**What you should do:**
The entries below should be transcribed in their entirety, exactly as written.
--- Extracted entries ---
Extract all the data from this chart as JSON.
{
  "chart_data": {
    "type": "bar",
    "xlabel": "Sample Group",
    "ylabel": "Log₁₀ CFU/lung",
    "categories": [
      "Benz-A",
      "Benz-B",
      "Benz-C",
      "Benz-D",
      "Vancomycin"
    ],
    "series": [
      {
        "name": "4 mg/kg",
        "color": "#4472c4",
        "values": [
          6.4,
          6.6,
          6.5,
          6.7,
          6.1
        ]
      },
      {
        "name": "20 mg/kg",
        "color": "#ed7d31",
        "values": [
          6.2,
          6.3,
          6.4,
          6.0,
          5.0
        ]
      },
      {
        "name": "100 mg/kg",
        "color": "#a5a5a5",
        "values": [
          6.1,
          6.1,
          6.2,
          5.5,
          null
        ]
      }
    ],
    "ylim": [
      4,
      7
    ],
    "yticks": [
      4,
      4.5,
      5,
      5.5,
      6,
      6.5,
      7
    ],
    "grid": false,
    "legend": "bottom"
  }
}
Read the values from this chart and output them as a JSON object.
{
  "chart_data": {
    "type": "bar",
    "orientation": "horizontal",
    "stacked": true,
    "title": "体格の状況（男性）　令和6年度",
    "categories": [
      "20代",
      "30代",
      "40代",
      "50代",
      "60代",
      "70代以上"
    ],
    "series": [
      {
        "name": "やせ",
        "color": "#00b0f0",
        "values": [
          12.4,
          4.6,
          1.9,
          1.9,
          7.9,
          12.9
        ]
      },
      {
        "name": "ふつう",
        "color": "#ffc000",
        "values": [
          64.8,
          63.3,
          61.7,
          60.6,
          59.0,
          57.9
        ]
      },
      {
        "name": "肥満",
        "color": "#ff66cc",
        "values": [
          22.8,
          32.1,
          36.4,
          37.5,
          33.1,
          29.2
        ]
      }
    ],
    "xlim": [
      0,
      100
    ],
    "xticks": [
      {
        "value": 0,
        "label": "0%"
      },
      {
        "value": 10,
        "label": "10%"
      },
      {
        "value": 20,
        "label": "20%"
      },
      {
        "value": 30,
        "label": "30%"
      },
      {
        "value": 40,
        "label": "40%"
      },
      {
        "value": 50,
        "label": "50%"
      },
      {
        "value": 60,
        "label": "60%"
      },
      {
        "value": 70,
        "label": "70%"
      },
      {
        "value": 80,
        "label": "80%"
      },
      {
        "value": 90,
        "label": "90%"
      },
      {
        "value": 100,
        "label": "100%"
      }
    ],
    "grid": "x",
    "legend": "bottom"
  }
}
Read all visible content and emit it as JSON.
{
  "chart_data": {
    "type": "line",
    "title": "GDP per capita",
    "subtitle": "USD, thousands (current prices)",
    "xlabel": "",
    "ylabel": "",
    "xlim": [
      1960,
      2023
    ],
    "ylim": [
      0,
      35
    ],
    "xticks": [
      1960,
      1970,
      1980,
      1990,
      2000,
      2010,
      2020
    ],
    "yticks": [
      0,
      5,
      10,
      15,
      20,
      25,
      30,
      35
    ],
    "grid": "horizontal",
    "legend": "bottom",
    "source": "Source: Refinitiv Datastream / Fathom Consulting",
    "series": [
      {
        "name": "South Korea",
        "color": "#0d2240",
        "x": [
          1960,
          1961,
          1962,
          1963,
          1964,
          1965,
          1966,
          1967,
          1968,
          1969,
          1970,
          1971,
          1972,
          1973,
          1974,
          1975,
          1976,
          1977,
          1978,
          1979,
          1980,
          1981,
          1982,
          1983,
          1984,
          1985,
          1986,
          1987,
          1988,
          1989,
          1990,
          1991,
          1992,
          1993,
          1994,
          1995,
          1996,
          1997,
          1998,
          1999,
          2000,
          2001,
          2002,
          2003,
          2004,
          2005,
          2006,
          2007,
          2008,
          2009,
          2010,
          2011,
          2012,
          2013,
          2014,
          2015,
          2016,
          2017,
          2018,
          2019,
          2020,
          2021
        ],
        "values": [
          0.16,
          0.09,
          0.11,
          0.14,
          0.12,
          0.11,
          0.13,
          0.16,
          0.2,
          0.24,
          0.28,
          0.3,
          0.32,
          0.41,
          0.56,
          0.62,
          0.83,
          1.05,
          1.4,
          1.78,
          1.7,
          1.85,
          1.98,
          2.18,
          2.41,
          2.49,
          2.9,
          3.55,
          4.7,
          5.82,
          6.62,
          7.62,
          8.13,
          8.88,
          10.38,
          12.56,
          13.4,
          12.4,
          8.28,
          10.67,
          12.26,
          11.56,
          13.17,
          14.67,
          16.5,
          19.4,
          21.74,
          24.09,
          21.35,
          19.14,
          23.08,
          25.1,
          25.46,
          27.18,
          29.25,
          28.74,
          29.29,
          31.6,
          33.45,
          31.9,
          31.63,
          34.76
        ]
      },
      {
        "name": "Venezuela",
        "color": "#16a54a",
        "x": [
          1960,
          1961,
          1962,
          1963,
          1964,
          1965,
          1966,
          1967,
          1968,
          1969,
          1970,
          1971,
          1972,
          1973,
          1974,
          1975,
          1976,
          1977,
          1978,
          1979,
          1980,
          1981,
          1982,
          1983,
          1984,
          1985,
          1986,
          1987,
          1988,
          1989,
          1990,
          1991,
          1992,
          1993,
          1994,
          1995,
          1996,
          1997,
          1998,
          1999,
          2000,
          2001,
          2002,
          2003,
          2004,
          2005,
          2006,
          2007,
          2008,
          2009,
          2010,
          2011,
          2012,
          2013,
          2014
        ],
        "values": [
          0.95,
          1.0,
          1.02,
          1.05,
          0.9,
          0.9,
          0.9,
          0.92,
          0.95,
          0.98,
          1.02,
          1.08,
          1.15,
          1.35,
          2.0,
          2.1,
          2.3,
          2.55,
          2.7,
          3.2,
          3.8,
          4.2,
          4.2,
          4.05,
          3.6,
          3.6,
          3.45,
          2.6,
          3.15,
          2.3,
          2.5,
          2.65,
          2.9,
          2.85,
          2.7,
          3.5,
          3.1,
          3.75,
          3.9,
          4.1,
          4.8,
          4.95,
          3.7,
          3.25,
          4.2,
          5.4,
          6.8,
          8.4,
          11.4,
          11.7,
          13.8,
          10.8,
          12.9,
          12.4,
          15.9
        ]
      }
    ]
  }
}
---
**Exercise answer:**
Extract all the data from this chart as JSON.
{
  "chart_data": {
    "type": "bar",
    "xlabel": "Sample Group",
    "ylabel": "Log₁₀ CFU/lung",
    "categories": [
      "Benz-A",
      "Benz-B",
      "Benz-C",
      "Benz-D",
      "Vancomycin"
    ],
    "series": [
      {
        "name": "4 mg/kg",
        "color": "#4472c4",
        "values": [
          6.4,
          6.6,
          6.5,
          6.7,
          6.1
        ]
      },
      {
        "name": "20 mg/kg",
        "color": "#ed7d31",
        "values": [
          6.2,
          6.3,
          6.4,
          6.0,
          5.0
        ]
      },
      {
        "name": "100 mg/kg",
        "color": "#a5a5a5",
        "values": [
          6.1,
          6.1,
          6.2,
          5.5,
          null
        ]
      }
    ],
    "ylim": [
      4,
      7
    ],
    "yticks": [
      4,
      4.5,
      5,
      5.5,
      6,
      6.5,
      7
    ],
    "grid": false,
    "legend": "bottom"
  }
}
Read the values from this chart and output them as a JSON object.
{
  "chart_data": {
    "type": "bar",
    "orientation": "horizontal",
    "stacked": true,
    "title": "体格の状況（男性）　令和6年度",
    "categories": [
      "20代",
      "30代",
      "40代",
      "50代",
      "60代",
      "70代以上"
    ],
    "series": [
      {
        "name": "やせ",
        "color": "#00b0f0",
        "values": [
          12.4,
          4.6,
          1.9,
          1.9,
          7.9,
          12.9
        ]
      },
      {
        "name": "ふつう",
        "color": "#ffc000",
        "values": [
          64.8,
          63.3,
          61.7,
          60.6,
          59.0,
          57.9
        ]
      },
      {
        "name": "肥満",
        "color": "#ff66cc",
        "values": [
          22.8,
          32.1,
          36.4,
          37.5,
          33.1,
          29.2
        ]
      }
    ],
    "xlim": [
      0,
      100
    ],
    "xticks": [
      {
        "value": 0,
        "label": "0%"
      },
      {
        "value": 10,
        "label": "10%"
      },
      {
        "value": 20,
        "label": "20%"
      },
      {
        "value": 30,
        "label": "30%"
      },
      {
        "value": 40,
        "label": "40%"
      },
      {
        "value": 50,
        "label": "50%"
      },
      {
        "value": 60,
        "label": "60%"
      },
      {
        "value": 70,
        "label": "70%"
      },
      {
        "value": 80,
        "label": "80%"
      },
      {
        "value": 90,
        "label": "90%"
      },
      {
        "value": 100,
        "label": "100%"
      }
    ],
    "grid": "x",
    "legend": "bottom"
  }
}
Read all visible content and emit it as JSON.
{
  "chart_data": {
    "type": "line",
    "title": "GDP per capita",
    "subtitle": "USD, thousands (current prices)",
    "xlabel": "",
    "ylabel": "",
    "xlim": [
      1960,
      2023
    ],
    "ylim": [
      0,
      35
    ],
    "xticks": [
      1960,
      1970,
      1980,
      1990,
      2000,
      2010,
      2020
    ],
    "yticks": [
      0,
      5,
      10,
      15,
      20,
      25,
      30,
      35
    ],
    "grid": "horizontal",
    "legend": "bottom",
    "source": "Source: Refinitiv Datastream / Fathom Consulting",
    "series": [
      {
        "name": "South Korea",
        "color": "#0d2240",
        "x": [
          1960,
          1961,
          1962,
          1963,
          1964,
          1965,
          1966,
          1967,
          1968,
          1969,
          1970,
          1971,
          1972,
          1973,
          1974,
          1975,
          1976,
          1977,
          1978,
          1979,
          1980,
          1981,
          1982,
          1983,
          1984,
          1985,
          1986,
          1987,
          1988,
          1989,
          1990,
          1991,
          1992,
          1993,
          1994,
          1995,
          1996,
          1997,
          1998,
          1999,
          2000,
          2001,
          2002,
          2003,
          2004,
          2005,
          2006,
          2007,
          2008,
          2009,
          2010,
          2011,
          2012,
          2013,
          2014,
          2015,
          2016,
          2017,
          2018,
          2019,
          2020,
          2021
        ],
        "values": [
          0.16,
          0.09,
          0.11,
          0.14,
          0.12,
          0.11,
          0.13,
          0.16,
          0.2,
          0.24,
          0.28,
          0.3,
          0.32,
          0.41,
          0.56,
          0.62,
          0.83,
          1.05,
          1.4,
          1.78,
          1.7,
          1.85,
          1.98,
          2.18,
          2.41,
          2.49,
          2.9,
          3.55,
          4.7,
          5.82,
          6.62,
          7.62,
          8.13,
          8.88,
          10.38,
          12.56,
          13.4,
          12.4,
          8.28,
          10.67,
          12.26,
          11.56,
          13.17,
          14.67,
          16.5,
          19.4,
          21.74,
          24.09,
          21.35,
          19.14,
          23.08,
          25.1,
          25.46,
          27.18,
          29.25,
          28.74,
          29.29,
          31.6,
          33.45,
          31.9,
          31.63,
          34.76
        ]
      },
      {
        "name": "Venezuela",
        "color": "#16a54a",
        "x": [
          1960,
          1961,
          1962,
          1963,
          1964,
          1965,
          1966,
          1967,
          1968,
          1969,
          1970,
          1971,
          1972,
          1973,
          1974,
          1975,
          1976,
          1977,
          1978,
          1979,
          1980,
          1981,
          1982,
          1983,
          1984,
          1985,
          1986,
          1987,
          1988,
          1989,
          1990,
          1991,
          1992,
          1993,
          1994,
          1995,
          1996,
          1997,
          1998,
          1999,
          2000,
          2001,
          2002,
          2003,
          2004,
          2005,
          2006,
          2007,
          2008,
          2009,
          2010,
          2011,
          2012,
          2013,
          2014
        ],
        "values": [
          0.95,
          1.0,
          1.02,
          1.05,
          0.9,
          0.9,
          0.9,
          0.92,
          0.95,
          0.98,
          1.02,
          1.08,
          1.15,
          1.35,
          2.0,
          2.1,
          2.3,
          2.55,
          2.7,
          3.2,
          3.8,
          4.2,
          4.2,
          4.05,
          3.6,
          3.6,
          3.45,
          2.6,
          3.15,
          2.3,
          2.5,
          2.65,
          2.9,
          2.85,
          2.7,
          3.5,
          3.1,
          3.75,
          3.9,
          4.1,
          4.8,
          4.95,
          3.7,
          3.25,
          4.2,
          5.4,
          6.8,
          8.4,
          11.4,
          11.7,
          13.8,
          10.8,
          12.9,
          12.4,
          15.9
        ]
      }
    ]
  }
}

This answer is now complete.